Exercise objective:
Reproduce all of the listing below without alteration.

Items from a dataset
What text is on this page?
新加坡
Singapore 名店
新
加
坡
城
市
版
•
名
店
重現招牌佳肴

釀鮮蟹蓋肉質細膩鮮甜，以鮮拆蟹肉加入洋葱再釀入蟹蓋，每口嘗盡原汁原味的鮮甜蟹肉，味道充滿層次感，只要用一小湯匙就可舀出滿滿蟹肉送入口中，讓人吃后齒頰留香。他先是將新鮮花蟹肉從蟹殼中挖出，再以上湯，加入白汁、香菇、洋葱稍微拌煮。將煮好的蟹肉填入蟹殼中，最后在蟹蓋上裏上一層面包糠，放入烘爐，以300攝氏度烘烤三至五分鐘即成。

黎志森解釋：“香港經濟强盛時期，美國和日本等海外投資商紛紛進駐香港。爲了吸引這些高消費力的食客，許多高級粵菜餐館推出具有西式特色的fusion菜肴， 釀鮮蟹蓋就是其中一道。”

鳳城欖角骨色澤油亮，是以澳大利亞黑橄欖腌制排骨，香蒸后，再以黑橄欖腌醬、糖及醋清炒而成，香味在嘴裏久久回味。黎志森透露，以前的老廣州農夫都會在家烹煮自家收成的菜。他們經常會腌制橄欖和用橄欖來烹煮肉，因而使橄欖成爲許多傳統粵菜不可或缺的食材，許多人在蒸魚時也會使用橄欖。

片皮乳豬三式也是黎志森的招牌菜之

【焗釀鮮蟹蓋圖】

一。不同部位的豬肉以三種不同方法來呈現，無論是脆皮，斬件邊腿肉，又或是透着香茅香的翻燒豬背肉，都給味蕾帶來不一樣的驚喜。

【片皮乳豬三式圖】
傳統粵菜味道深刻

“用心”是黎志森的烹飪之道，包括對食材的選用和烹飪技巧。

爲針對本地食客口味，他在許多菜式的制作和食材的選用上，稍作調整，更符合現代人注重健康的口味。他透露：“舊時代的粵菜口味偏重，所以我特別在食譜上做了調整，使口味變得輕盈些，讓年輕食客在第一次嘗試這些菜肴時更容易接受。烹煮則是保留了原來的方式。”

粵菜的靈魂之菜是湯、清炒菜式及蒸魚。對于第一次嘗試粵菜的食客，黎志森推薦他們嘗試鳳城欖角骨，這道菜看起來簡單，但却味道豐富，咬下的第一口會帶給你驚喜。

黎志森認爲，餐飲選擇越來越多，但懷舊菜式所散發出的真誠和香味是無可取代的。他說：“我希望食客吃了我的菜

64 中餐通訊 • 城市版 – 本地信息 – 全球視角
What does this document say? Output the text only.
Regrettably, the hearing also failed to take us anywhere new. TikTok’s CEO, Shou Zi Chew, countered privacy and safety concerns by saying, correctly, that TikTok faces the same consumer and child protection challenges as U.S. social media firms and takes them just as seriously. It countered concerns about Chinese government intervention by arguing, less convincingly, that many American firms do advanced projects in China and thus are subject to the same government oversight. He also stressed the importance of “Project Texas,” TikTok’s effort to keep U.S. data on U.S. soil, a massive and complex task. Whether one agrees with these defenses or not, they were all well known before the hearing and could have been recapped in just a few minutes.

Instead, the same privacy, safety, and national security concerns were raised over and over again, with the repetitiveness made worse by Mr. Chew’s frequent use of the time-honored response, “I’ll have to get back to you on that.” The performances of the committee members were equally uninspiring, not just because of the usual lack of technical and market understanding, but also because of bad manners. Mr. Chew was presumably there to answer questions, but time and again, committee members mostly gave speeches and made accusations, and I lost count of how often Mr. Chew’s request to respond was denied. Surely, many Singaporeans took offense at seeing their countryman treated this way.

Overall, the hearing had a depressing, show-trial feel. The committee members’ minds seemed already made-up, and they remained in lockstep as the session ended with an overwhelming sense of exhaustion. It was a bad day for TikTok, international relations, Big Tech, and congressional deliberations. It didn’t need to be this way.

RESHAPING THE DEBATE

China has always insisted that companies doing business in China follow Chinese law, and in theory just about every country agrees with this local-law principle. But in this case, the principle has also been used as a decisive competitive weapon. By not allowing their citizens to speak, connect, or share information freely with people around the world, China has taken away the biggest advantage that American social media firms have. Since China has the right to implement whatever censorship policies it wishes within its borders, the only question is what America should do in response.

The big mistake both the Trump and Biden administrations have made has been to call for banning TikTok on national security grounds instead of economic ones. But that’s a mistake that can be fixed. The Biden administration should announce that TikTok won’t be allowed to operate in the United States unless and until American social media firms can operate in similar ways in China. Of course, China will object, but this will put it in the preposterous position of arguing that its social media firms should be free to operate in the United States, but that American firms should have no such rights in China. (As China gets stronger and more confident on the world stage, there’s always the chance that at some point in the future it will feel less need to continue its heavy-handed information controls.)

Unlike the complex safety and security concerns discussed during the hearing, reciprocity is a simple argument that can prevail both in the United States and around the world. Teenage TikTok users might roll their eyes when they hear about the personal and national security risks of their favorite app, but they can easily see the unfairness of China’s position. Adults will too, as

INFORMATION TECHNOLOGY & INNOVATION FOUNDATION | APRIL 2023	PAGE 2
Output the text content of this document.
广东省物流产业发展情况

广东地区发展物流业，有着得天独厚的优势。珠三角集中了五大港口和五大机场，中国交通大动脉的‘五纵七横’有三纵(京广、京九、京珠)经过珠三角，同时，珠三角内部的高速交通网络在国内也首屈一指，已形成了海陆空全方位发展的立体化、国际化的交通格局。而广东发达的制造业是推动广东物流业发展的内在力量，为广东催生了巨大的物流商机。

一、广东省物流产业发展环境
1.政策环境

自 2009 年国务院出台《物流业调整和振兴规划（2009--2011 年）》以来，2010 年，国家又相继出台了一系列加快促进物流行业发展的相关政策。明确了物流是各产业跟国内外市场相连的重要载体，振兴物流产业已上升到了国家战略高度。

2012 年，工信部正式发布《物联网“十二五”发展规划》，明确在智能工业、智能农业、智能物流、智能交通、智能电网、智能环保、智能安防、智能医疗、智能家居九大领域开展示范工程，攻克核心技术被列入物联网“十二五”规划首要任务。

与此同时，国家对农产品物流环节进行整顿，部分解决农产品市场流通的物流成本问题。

Expected output:
What text is on this page?
新加坡
Singapore 名店
新
加
坡
城
市
版
•
名
店
重現招牌佳肴

釀鮮蟹蓋肉質細膩鮮甜，以鮮拆蟹肉加入洋葱再釀入蟹蓋，每口嘗盡原汁原味的鮮甜蟹肉，味道充滿層次感，只要用一小湯匙就可舀出滿滿蟹肉送入口中，讓人吃后齒頰留香。他先是將新鮮花蟹肉從蟹殼中挖出，再以上湯，加入白汁、香菇、洋葱稍微拌煮。將煮好的蟹肉填入蟹殼中，最后在蟹蓋上裏上一層面包糠，放入烘爐，以300攝氏度烘烤三至五分鐘即成。

黎志森解釋：“香港經濟强盛時期，美國和日本等海外投資商紛紛進駐香港。爲了吸引這些高消費力的食客，許多高級粵菜餐館推出具有西式特色的fusion菜肴， 釀鮮蟹蓋就是其中一道。”

鳳城欖角骨色澤油亮，是以澳大利亞黑橄欖腌制排骨，香蒸后，再以黑橄欖腌醬、糖及醋清炒而成，香味在嘴裏久久回味。黎志森透露，以前的老廣州農夫都會在家烹煮自家收成的菜。他們經常會腌制橄欖和用橄欖來烹煮肉，因而使橄欖成爲許多傳統粵菜不可或缺的食材，許多人在蒸魚時也會使用橄欖。

片皮乳豬三式也是黎志森的招牌菜之

【焗釀鮮蟹蓋圖】

一。不同部位的豬肉以三種不同方法來呈現，無論是脆皮，斬件邊腿肉，又或是透着香茅香的翻燒豬背肉，都給味蕾帶來不一樣的驚喜。

【片皮乳豬三式圖】
傳統粵菜味道深刻

“用心”是黎志森的烹飪之道，包括對食材的選用和烹飪技巧。

爲針對本地食客口味，他在許多菜式的制作和食材的選用上，稍作調整，更符合現代人注重健康的口味。他透露：“舊時代的粵菜口味偏重，所以我特別在食譜上做了調整，使口味變得輕盈些，讓年輕食客在第一次嘗試這些菜肴時更容易接受。烹煮則是保留了原來的方式。”

粵菜的靈魂之菜是湯、清炒菜式及蒸魚。對于第一次嘗試粵菜的食客，黎志森推薦他們嘗試鳳城欖角骨，這道菜看起來簡單，但却味道豐富，咬下的第一口會帶給你驚喜。

黎志森認爲，餐飲選擇越來越多，但懷舊菜式所散發出的真誠和香味是無可取代的。他說：“我希望食客吃了我的菜

64 中餐通訊 • 城市版 – 本地信息 – 全球視角
What does this document say? Output the text only.
Regrettably, the hearing also failed to take us anywhere new. TikTok’s CEO, Shou Zi Chew, countered privacy and safety concerns by saying, correctly, that TikTok faces the same consumer and child protection challenges as U.S. social media firms and takes them just as seriously. It countered concerns about Chinese government intervention by arguing, less convincingly, that many American firms do advanced projects in China and thus are subject to the same government oversight. He also stressed the importance of “Project Texas,” TikTok’s effort to keep U.S. data on U.S. soil, a massive and complex task. Whether one agrees with these defenses or not, they were all well known before the hearing and could have been recapped in just a few minutes.

Instead, the same privacy, safety, and national security concerns were raised over and over again, with the repetitiveness made worse by Mr. Chew’s frequent use of the time-honored response, “I’ll have to get back to you on that.” The performances of the committee members were equally uninspiring, not just because of the usual lack of technical and market understanding, but also because of bad manners. Mr. Chew was presumably there to answer questions, but time and again, committee members mostly gave speeches and made accusations, and I lost count of how often Mr. Chew’s request to respond was denied. Surely, many Singaporeans took offense at seeing their countryman treated this way.

Overall, the hearing had a depressing, show-trial feel. The committee members’ minds seemed already made-up, and they remained in lockstep as the session ended with an overwhelming sense of exhaustion. It was a bad day for TikTok, international relations, Big Tech, and congressional deliberations. It didn’t need to be this way.

RESHAPING THE DEBATE

China has always insisted that companies doing business in China follow Chinese law, and in theory just about every country agrees with this local-law principle. But in this case, the principle has also been used as a decisive competitive weapon. By not allowing their citizens to speak, connect, or share information freely with people around the world, China has taken away the biggest advantage that American social media firms have. Since China has the right to implement whatever censorship policies it wishes within its borders, the only question is what America should do in response.

The big mistake both the Trump and Biden administrations have made has been to call for banning TikTok on national security grounds instead of economic ones. But that’s a mistake that can be fixed. The Biden administration should announce that TikTok won’t be allowed to operate in the United States unless and until American social media firms can operate in similar ways in China. Of course, China will object, but this will put it in the preposterous position of arguing that its social media firms should be free to operate in the United States, but that American firms should have no such rights in China. (As China gets stronger and more confident on the world stage, there’s always the chance that at some point in the future it will feel less need to continue its heavy-handed information controls.)

Unlike the complex safety and security concerns discussed during the hearing, reciprocity is a simple argument that can prevail both in the United States and around the world. Teenage TikTok users might roll their eyes when they hear about the personal and national security risks of their favorite app, but they can easily see the unfairness of China’s position. Adults will too, as

INFORMATION TECHNOLOGY & INNOVATION FOUNDATION | APRIL 2023	PAGE 2
Output the text content of this document.
广东省物流产业发展情况

广东地区发展物流业，有着得天独厚的优势。珠三角集中了五大港口和五大机场，中国交通大动脉的‘五纵七横’有三纵(京广、京九、京珠)经过珠三角，同时，珠三角内部的高速交通网络在国内也首屈一指，已形成了海陆空全方位发展的立体化、国际化的交通格局。而广东发达的制造业是推动广东物流业发展的内在力量，为广东催生了巨大的物流商机。

一、广东省物流产业发展环境
1.政策环境

自 2009 年国务院出台《物流业调整和振兴规划（2009--2011 年）》以来，2010 年，国家又相继出台了一系列加快促进物流行业发展的相关政策。明确了物流是各产业跟国内外市场相连的重要载体，振兴物流产业已上升到了国家战略高度。

2012 年，工信部正式发布《物联网“十二五”发展规划》，明确在智能工业、智能农业、智能物流、智能交通、智能电网、智能环保、智能安防、智能医疗、智能家居九大领域开展示范工程，攻克核心技术被列入物联网“十二五”规划首要任务。

与此同时，国家对农产品物流环节进行整顿，部分解决农产品市场流通的物流成本问题。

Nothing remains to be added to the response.